____ Excerpted records

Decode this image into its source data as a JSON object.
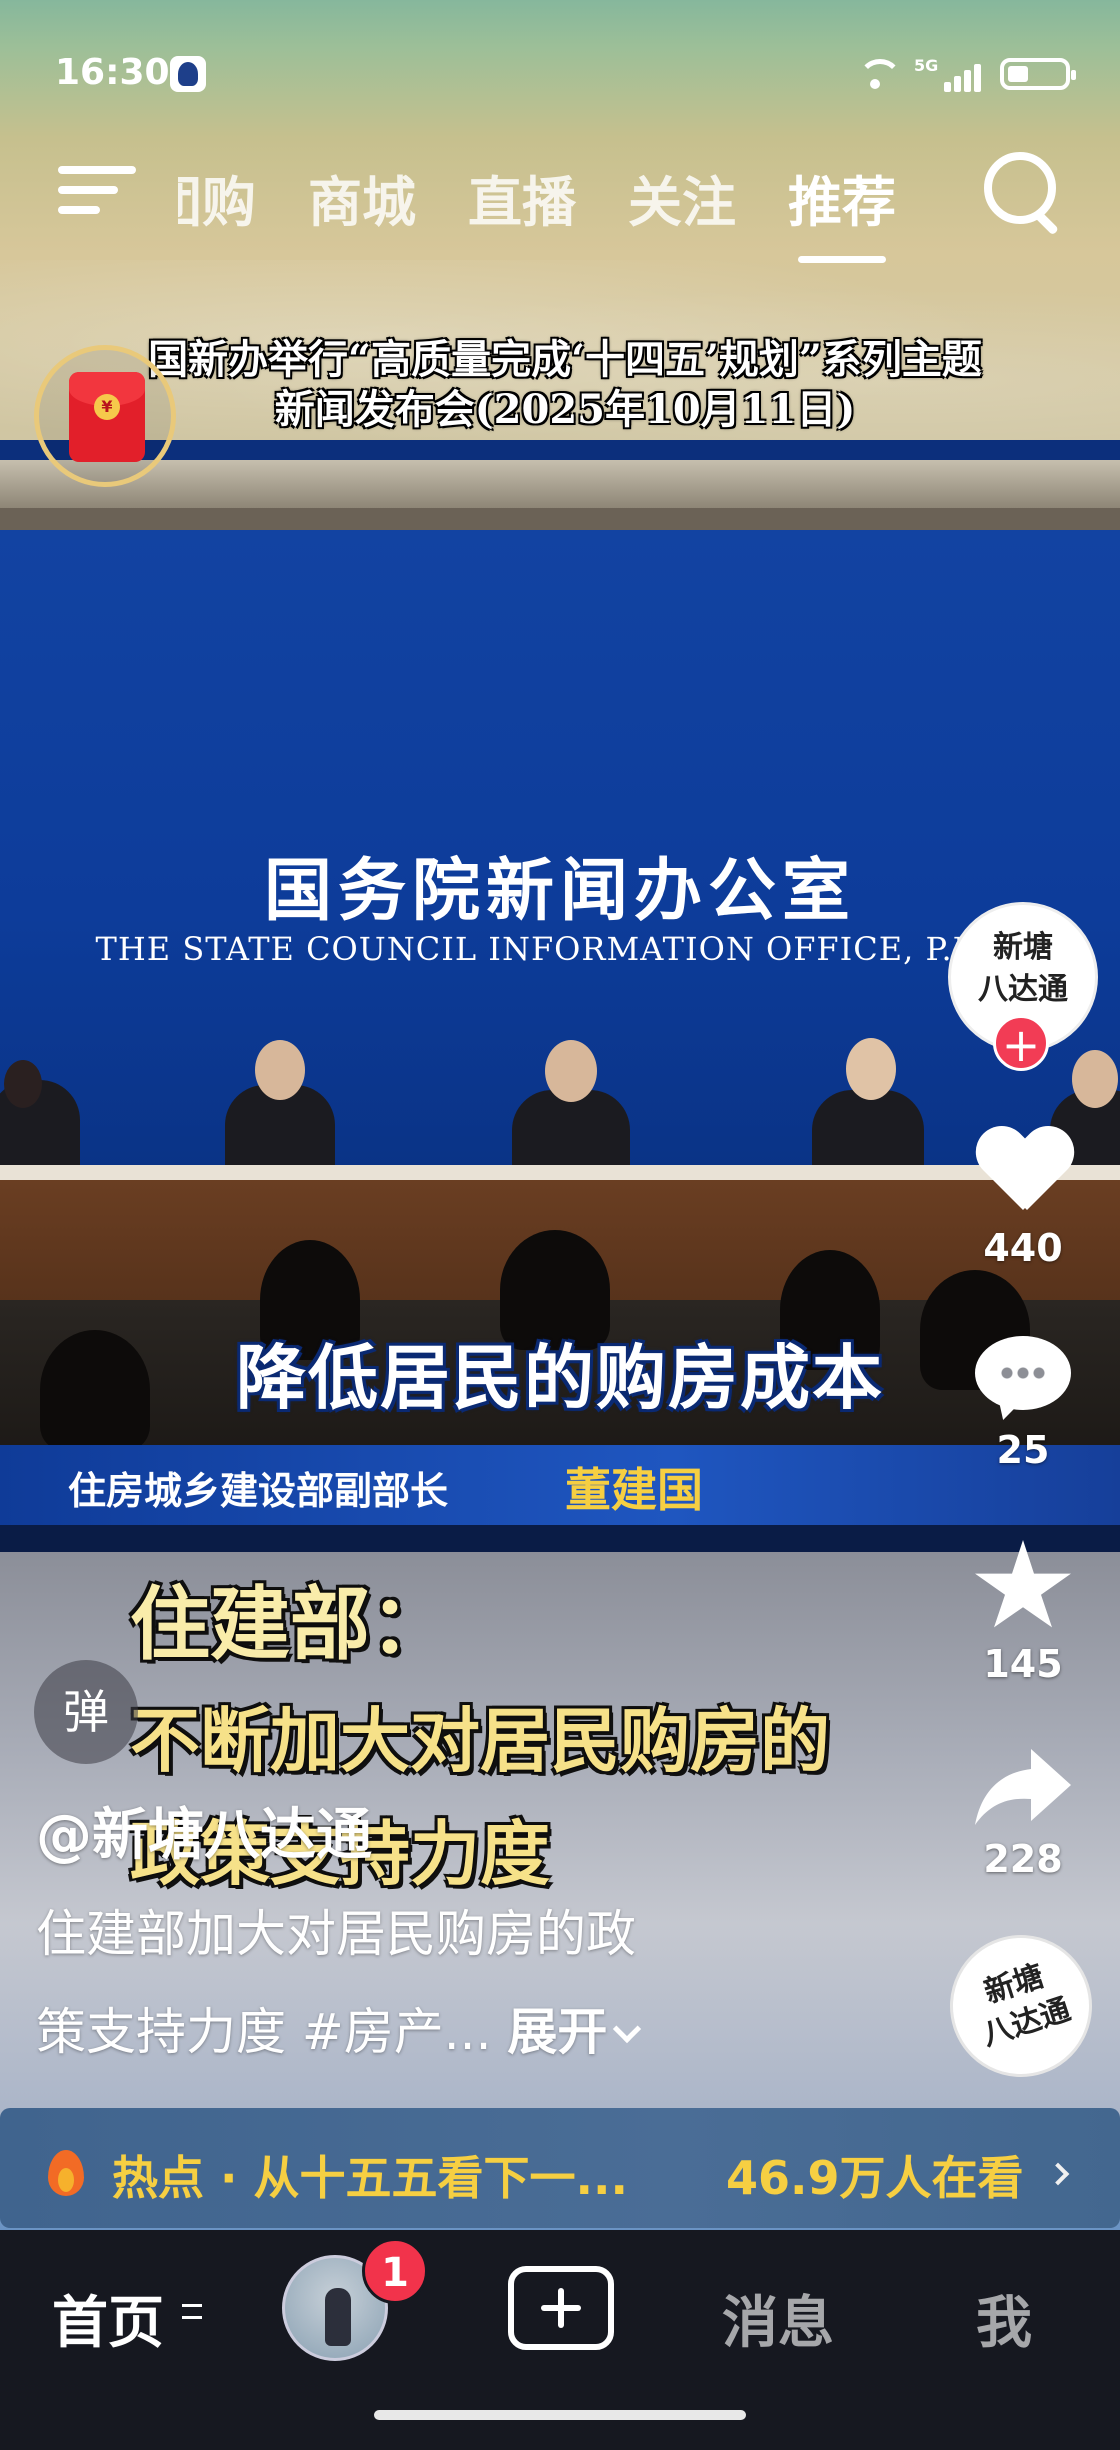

________
____ Excerpted records

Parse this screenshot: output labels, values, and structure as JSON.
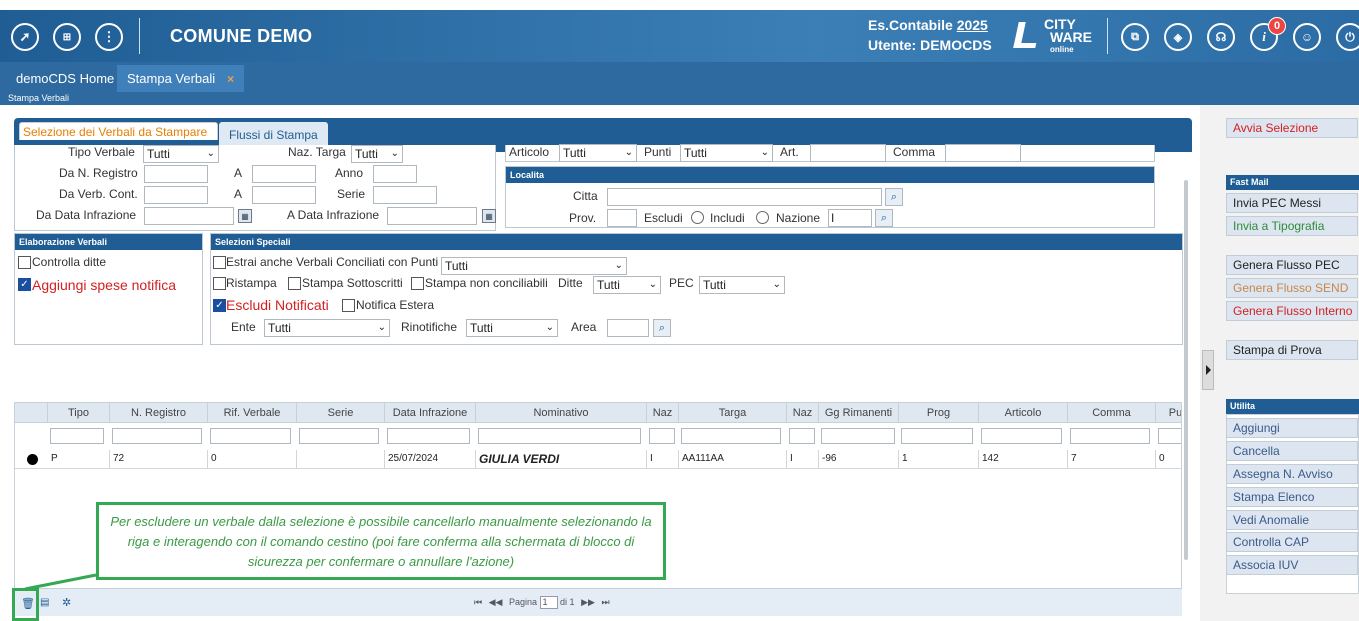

________
____ Excerpted records

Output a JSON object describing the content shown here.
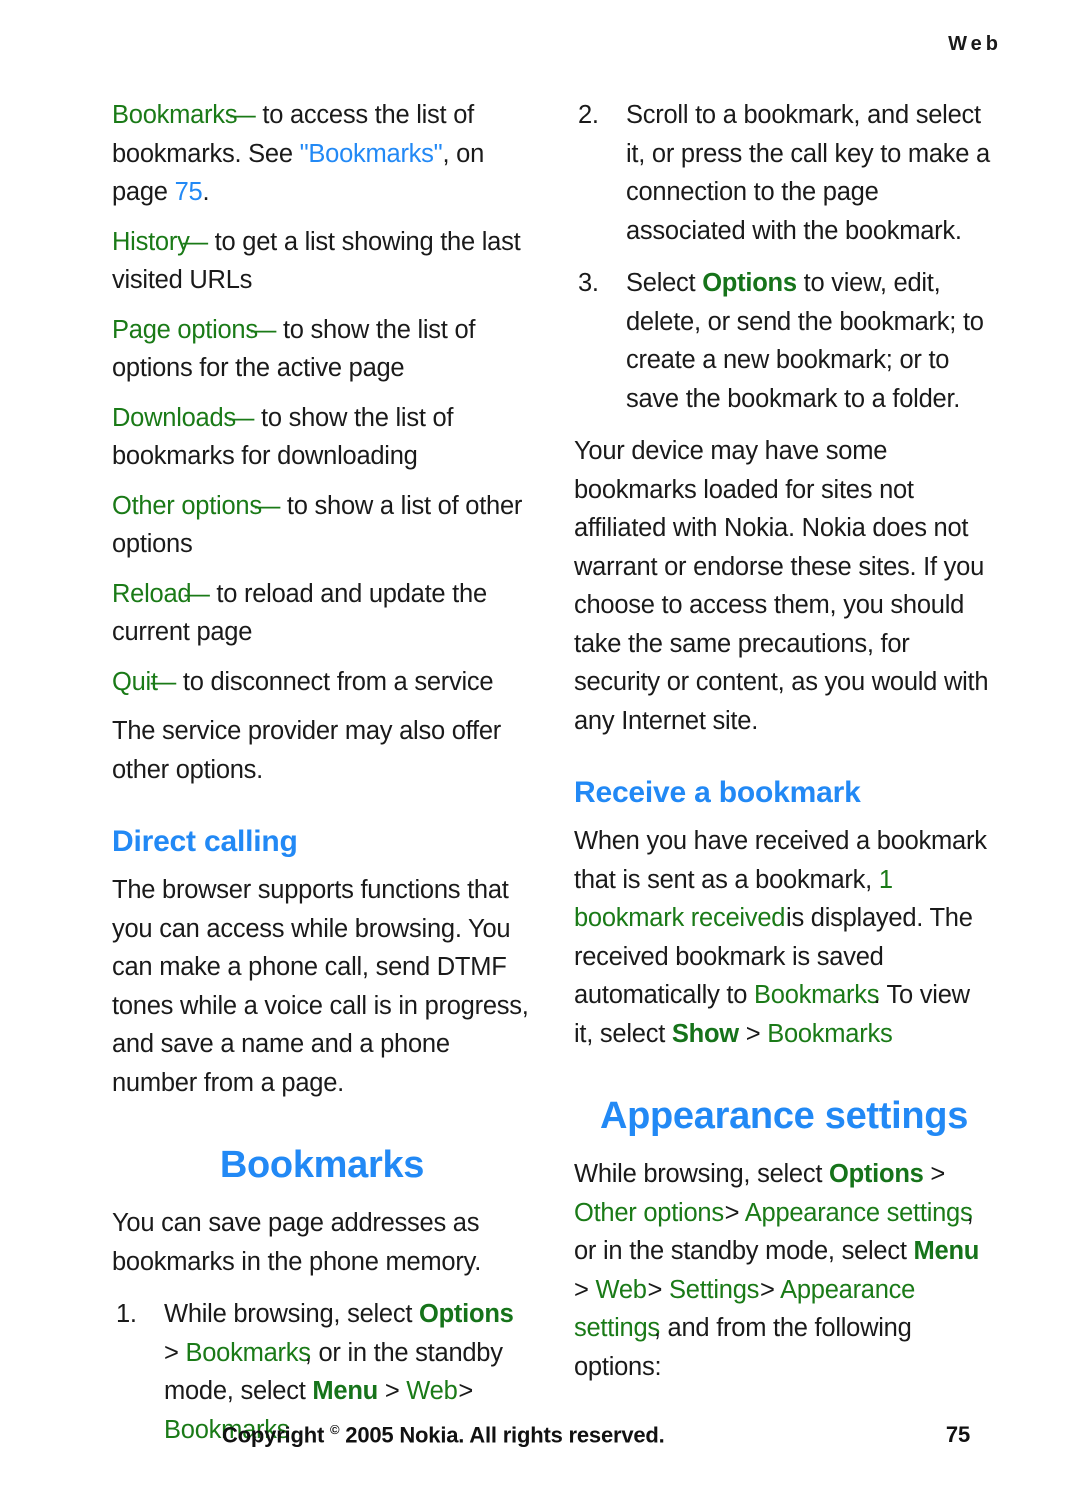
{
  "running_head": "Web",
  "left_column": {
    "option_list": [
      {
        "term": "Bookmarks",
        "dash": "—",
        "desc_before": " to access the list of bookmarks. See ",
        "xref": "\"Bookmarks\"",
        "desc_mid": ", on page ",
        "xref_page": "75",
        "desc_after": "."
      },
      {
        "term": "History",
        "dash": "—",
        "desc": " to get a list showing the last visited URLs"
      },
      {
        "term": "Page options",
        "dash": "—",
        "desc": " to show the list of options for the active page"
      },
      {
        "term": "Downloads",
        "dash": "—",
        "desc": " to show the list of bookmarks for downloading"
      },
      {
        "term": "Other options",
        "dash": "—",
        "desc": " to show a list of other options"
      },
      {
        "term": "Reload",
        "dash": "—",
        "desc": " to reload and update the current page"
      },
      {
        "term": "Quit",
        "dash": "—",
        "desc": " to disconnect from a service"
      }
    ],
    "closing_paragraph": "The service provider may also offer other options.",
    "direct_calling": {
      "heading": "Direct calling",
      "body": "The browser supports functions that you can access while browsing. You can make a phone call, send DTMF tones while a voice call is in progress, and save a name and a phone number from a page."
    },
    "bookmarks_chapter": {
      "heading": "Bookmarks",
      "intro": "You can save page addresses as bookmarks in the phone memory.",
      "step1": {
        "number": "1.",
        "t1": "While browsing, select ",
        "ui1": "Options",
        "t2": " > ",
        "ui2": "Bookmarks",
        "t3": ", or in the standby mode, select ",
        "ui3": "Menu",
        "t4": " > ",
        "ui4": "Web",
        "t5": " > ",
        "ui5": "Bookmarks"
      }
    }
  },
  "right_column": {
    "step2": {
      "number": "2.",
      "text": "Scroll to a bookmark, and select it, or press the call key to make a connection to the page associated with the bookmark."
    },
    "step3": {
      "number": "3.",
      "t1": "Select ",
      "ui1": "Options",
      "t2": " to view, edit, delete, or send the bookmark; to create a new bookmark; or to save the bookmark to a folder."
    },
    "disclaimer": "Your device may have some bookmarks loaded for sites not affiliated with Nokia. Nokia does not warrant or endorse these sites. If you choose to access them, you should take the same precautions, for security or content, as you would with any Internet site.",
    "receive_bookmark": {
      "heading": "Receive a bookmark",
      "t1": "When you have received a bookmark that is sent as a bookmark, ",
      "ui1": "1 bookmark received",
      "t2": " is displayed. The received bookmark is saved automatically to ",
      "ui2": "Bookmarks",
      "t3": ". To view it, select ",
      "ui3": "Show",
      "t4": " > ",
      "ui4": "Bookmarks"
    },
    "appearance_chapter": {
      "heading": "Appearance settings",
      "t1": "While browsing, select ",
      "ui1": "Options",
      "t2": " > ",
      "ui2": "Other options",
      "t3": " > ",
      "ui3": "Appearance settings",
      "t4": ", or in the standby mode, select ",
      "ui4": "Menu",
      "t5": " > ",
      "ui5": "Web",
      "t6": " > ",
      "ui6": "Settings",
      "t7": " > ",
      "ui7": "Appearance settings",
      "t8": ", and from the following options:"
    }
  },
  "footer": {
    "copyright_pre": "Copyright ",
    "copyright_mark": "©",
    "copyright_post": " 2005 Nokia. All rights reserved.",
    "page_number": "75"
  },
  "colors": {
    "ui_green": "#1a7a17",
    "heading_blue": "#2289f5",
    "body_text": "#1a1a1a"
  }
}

________

### Task instructions
Within the material above, find the lines that contain the word "this"; copy them.

### The result
Decode this image into its source data as a JSON object.
Parse this screenshot: output labels, values, and structure as JSON.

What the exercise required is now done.